▶ **PROBLEM TO WORK ON**
Set the following entries down again exactly, line by line.

______________________________

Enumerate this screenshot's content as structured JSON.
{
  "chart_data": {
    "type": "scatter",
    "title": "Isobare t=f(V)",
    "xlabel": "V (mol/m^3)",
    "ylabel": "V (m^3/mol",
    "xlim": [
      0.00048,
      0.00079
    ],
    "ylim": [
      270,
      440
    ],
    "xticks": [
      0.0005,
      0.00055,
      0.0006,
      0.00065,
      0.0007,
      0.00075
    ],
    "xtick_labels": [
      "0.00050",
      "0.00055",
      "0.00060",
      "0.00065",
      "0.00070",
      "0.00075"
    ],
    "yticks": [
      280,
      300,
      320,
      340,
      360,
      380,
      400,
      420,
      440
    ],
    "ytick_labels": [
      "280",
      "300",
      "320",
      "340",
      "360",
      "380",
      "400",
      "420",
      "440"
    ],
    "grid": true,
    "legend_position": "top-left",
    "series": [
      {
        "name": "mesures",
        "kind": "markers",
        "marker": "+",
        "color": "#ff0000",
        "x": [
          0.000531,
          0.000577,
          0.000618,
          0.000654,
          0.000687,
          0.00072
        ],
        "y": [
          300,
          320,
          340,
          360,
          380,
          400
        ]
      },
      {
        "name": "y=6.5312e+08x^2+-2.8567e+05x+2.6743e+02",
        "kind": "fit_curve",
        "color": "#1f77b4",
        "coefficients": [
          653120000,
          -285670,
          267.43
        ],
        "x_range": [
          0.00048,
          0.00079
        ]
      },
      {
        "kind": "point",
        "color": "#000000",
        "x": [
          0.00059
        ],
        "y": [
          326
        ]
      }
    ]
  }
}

______________________________

▶ **OUTPUT OF THE TASK**
Enumerate this screenshot's content as structured JSON.
{
  "chart_data": {
    "type": "scatter",
    "title": "Isobare t=f(V)",
    "xlabel": "V (mol/m^3)",
    "ylabel": "V (m^3/mol",
    "xlim": [
      0.00048,
      0.00079
    ],
    "ylim": [
      270,
      440
    ],
    "xticks": [
      0.0005,
      0.00055,
      0.0006,
      0.00065,
      0.0007,
      0.00075
    ],
    "xtick_labels": [
      "0.00050",
      "0.00055",
      "0.00060",
      "0.00065",
      "0.00070",
      "0.00075"
    ],
    "yticks": [
      280,
      300,
      320,
      340,
      360,
      380,
      400,
      420,
      440
    ],
    "ytick_labels": [
      "280",
      "300",
      "320",
      "340",
      "360",
      "380",
      "400",
      "420",
      "440"
    ],
    "grid": true,
    "legend_position": "top-left",
    "series": [
      {
        "name": "mesures",
        "kind": "markers",
        "marker": "+",
        "color": "#ff0000",
        "x": [
          0.000531,
          0.000577,
          0.000618,
          0.000654,
          0.000687,
          0.00072
        ],
        "y": [
          300,
          320,
          340,
          360,
          380,
          400
        ]
      },
      {
        "name": "y=6.5312e+08x^2+-2.8567e+05x+2.6743e+02",
        "kind": "fit_curve",
        "color": "#1f77b4",
        "coefficients": [
          653120000,
          -285670,
          267.43
        ],
        "x_range": [
          0.00048,
          0.00079
        ]
      },
      {
        "kind": "point",
        "color": "#000000",
        "x": [
          0.00059
        ],
        "y": [
          326
        ]
      }
    ]
  }
}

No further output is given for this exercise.